| DATA EXTRACT |
------------------------------------------------
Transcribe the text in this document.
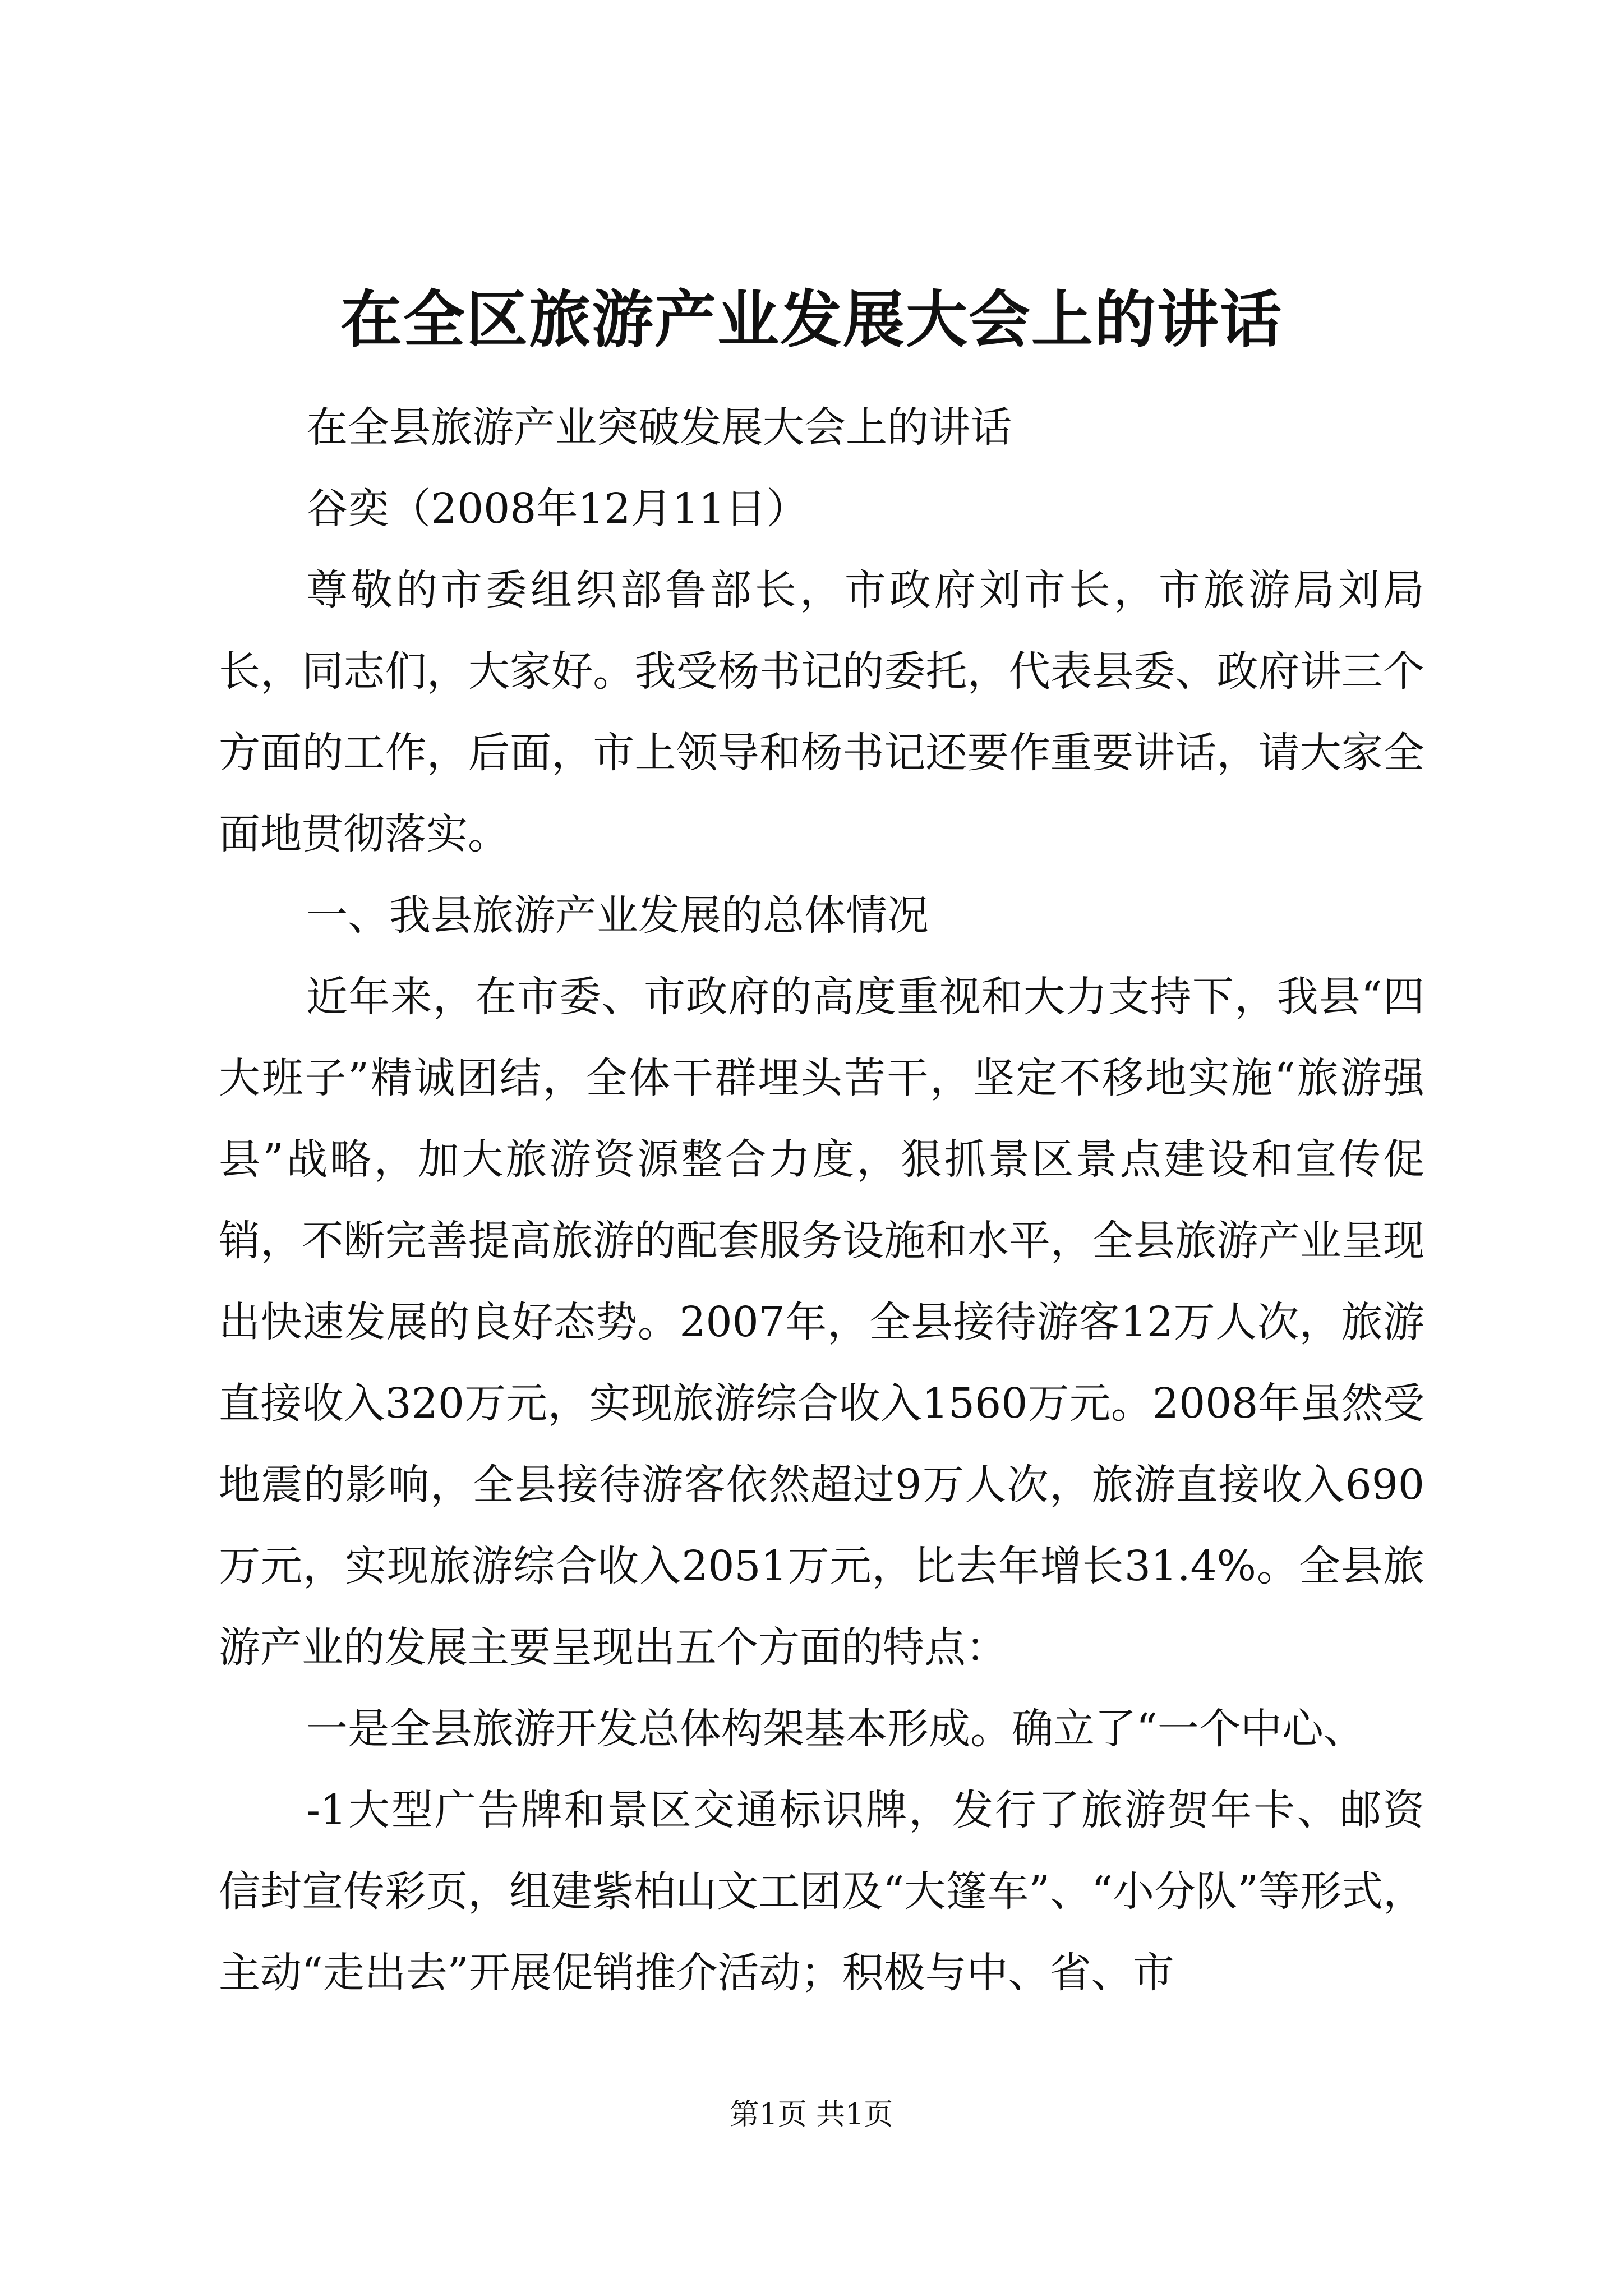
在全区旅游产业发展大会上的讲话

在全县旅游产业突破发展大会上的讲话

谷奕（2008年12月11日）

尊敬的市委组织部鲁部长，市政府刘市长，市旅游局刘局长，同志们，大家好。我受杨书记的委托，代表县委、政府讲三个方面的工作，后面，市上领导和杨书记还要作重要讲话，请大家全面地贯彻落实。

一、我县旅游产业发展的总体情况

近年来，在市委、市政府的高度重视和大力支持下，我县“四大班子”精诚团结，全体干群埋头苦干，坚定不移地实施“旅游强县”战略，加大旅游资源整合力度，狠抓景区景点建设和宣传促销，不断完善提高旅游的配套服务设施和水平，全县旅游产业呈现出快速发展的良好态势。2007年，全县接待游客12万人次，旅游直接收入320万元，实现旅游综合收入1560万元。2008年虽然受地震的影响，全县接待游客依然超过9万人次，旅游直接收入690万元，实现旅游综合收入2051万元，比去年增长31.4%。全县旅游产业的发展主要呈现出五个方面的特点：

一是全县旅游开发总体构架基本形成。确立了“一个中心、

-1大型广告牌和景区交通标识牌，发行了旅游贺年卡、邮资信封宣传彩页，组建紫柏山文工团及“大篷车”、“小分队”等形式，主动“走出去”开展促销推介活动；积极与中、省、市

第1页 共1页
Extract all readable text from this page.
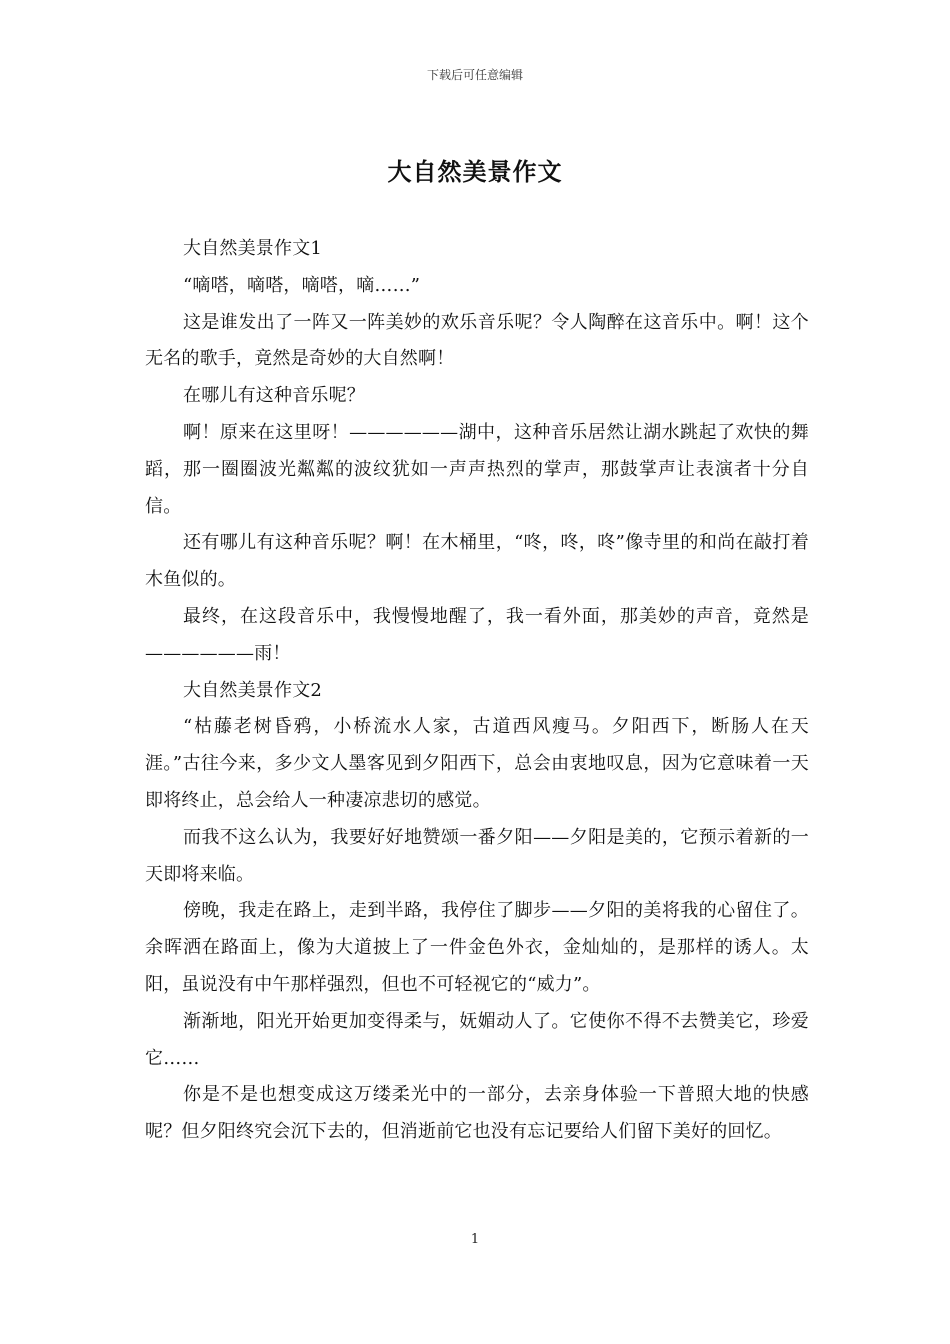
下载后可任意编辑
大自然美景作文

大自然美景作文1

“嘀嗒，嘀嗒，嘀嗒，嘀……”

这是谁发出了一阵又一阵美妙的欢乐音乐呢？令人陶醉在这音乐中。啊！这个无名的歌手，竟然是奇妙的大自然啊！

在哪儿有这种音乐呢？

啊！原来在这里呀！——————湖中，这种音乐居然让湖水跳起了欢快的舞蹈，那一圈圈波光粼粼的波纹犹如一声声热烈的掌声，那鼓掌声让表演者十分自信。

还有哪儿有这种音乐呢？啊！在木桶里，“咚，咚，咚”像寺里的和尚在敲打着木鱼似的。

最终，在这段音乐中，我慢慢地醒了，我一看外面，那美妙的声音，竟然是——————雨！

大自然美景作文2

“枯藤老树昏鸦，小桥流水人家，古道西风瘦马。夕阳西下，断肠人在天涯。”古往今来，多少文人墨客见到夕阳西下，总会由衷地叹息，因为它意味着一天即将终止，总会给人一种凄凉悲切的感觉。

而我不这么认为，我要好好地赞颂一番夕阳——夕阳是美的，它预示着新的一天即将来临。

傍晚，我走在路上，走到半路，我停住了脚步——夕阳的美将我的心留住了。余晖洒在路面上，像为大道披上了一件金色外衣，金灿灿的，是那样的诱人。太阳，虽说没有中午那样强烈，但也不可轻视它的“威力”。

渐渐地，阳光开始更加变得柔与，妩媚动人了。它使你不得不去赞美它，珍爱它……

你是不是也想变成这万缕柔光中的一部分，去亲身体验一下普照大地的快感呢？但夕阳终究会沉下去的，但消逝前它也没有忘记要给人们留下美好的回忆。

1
------------------------------------------------
| SHORT EXERCISE |
Set every line down exactly as written, leaving each picture out.

| THE ANSWER |
Transcribe the text in this document.
在全区旅游产业发展大会上的讲话

在全县旅游产业突破发展大会上的讲话

谷奕（2008年12月11日）

尊敬的市委组织部鲁部长，市政府刘市长，市旅游局刘局长，同志们，大家好。我受杨书记的委托，代表县委、政府讲三个方面的工作，后面，市上领导和杨书记还要作重要讲话，请大家全面地贯彻落实。

一、我县旅游产业发展的总体情况

近年来，在市委、市政府的高度重视和大力支持下，我县“四大班子”精诚团结，全体干群埋头苦干，坚定不移地实施“旅游强县”战略，加大旅游资源整合力度，狠抓景区景点建设和宣传促销，不断完善提高旅游的配套服务设施和水平，全县旅游产业呈现出快速发展的良好态势。2007年，全县接待游客12万人次，旅游直接收入320万元，实现旅游综合收入1560万元。2008年虽然受地震的影响，全县接待游客依然超过9万人次，旅游直接收入690万元，实现旅游综合收入2051万元，比去年增长31.4%。全县旅游产业的发展主要呈现出五个方面的特点：

一是全县旅游开发总体构架基本形成。确立了“一个中心、

-1大型广告牌和景区交通标识牌，发行了旅游贺年卡、邮资信封宣传彩页，组建紫柏山文工团及“大篷车”、“小分队”等形式，主动“走出去”开展促销推介活动；积极与中、省、市

第1页 共1页
Extract all readable text from this page.
下载后可任意编辑
大自然美景作文

大自然美景作文1

“嘀嗒，嘀嗒，嘀嗒，嘀……”

这是谁发出了一阵又一阵美妙的欢乐音乐呢？令人陶醉在这音乐中。啊！这个无名的歌手，竟然是奇妙的大自然啊！

在哪儿有这种音乐呢？

啊！原来在这里呀！——————湖中，这种音乐居然让湖水跳起了欢快的舞蹈，那一圈圈波光粼粼的波纹犹如一声声热烈的掌声，那鼓掌声让表演者十分自信。

还有哪儿有这种音乐呢？啊！在木桶里，“咚，咚，咚”像寺里的和尚在敲打着木鱼似的。

最终，在这段音乐中，我慢慢地醒了，我一看外面，那美妙的声音，竟然是——————雨！

大自然美景作文2

“枯藤老树昏鸦，小桥流水人家，古道西风瘦马。夕阳西下，断肠人在天涯。”古往今来，多少文人墨客见到夕阳西下，总会由衷地叹息，因为它意味着一天即将终止，总会给人一种凄凉悲切的感觉。

而我不这么认为，我要好好地赞颂一番夕阳——夕阳是美的，它预示着新的一天即将来临。

傍晚，我走在路上，走到半路，我停住了脚步——夕阳的美将我的心留住了。余晖洒在路面上，像为大道披上了一件金色外衣，金灿灿的，是那样的诱人。太阳，虽说没有中午那样强烈，但也不可轻视它的“威力”。

渐渐地，阳光开始更加变得柔与，妩媚动人了。它使你不得不去赞美它，珍爱它……

你是不是也想变成这万缕柔光中的一部分，去亲身体验一下普照大地的快感呢？但夕阳终究会沉下去的，但消逝前它也没有忘记要给人们留下美好的回忆。

1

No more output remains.